Set problem: In the entries, find all lines that hold the word "platánfasora" and copy them.

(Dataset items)
---

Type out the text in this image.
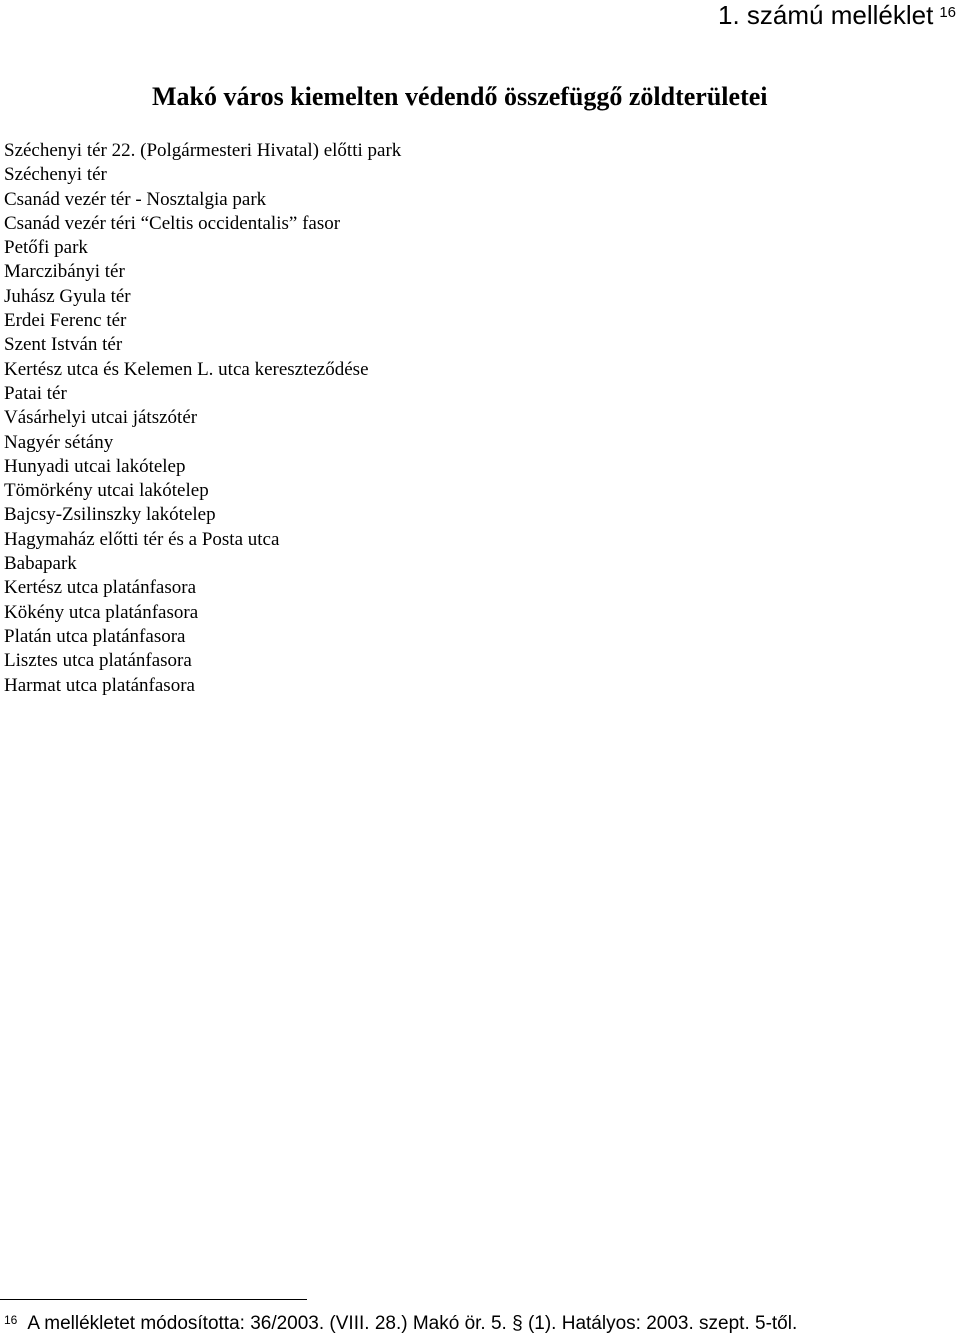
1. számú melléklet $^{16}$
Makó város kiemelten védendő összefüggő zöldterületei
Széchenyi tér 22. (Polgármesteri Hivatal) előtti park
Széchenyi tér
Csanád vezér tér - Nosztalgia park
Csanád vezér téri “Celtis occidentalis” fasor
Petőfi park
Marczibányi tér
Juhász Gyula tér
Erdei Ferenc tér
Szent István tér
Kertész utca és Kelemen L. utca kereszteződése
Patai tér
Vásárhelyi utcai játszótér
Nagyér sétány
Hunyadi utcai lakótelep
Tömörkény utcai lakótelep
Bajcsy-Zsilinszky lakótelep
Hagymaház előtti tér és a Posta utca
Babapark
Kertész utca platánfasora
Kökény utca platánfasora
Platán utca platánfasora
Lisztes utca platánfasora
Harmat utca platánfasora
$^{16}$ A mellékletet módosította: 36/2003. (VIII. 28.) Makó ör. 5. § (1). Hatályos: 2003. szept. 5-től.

---

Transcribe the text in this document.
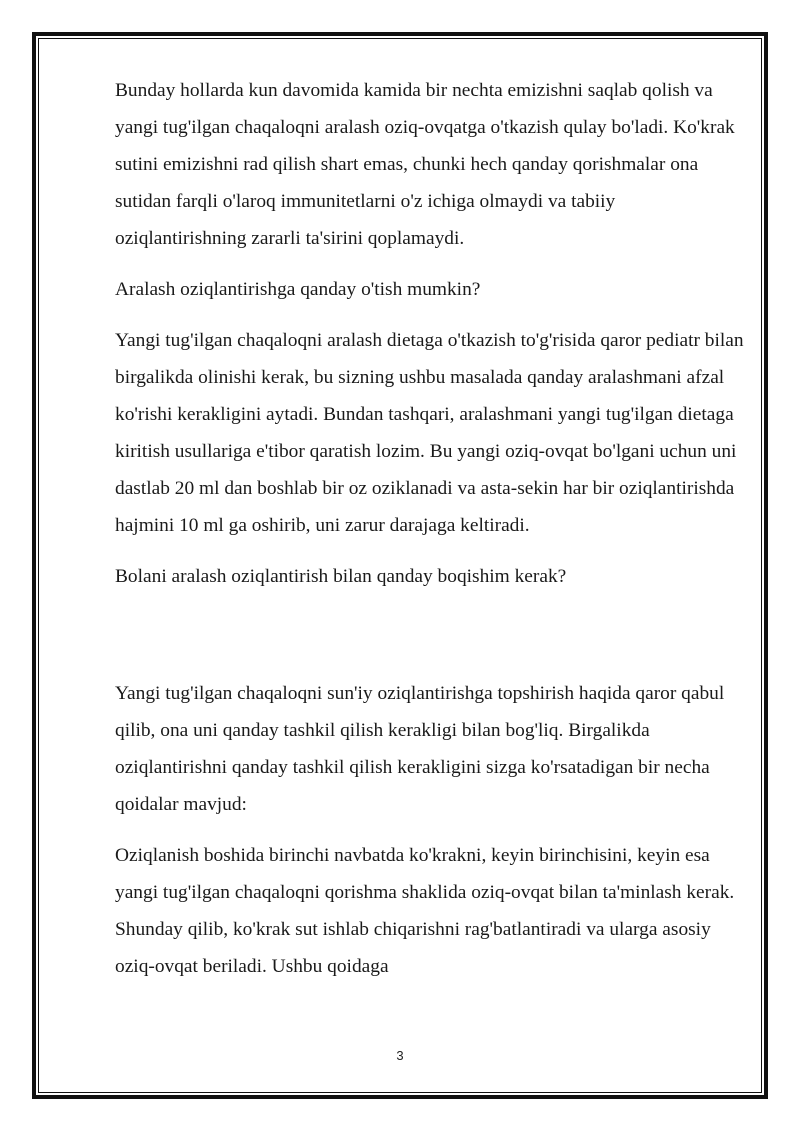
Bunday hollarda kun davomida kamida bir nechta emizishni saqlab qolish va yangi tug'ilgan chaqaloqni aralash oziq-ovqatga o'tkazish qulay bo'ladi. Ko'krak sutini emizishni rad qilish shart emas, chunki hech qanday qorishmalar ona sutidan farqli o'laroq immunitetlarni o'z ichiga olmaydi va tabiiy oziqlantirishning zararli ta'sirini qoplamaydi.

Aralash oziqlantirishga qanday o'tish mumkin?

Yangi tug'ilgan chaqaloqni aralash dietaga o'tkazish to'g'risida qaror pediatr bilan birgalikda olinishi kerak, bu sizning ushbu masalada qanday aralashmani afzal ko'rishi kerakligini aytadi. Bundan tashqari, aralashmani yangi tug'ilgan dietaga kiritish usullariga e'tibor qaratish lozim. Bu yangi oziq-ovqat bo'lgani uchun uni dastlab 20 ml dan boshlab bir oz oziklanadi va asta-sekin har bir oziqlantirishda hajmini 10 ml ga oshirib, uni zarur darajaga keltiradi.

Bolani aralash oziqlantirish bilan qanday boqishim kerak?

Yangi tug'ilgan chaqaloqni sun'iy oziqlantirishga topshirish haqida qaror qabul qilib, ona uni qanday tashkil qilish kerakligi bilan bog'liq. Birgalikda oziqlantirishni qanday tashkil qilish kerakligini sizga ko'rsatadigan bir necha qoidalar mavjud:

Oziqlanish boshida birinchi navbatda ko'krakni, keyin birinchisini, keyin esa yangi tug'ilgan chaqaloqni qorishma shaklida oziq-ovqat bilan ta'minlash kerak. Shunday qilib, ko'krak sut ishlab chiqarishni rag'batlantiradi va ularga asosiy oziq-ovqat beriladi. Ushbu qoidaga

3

---

Final result:
Kertész utca platánfasora
Kökény utca platánfasora
Platán utca platánfasora
Lisztes utca platánfasora
Harmat utca platánfasora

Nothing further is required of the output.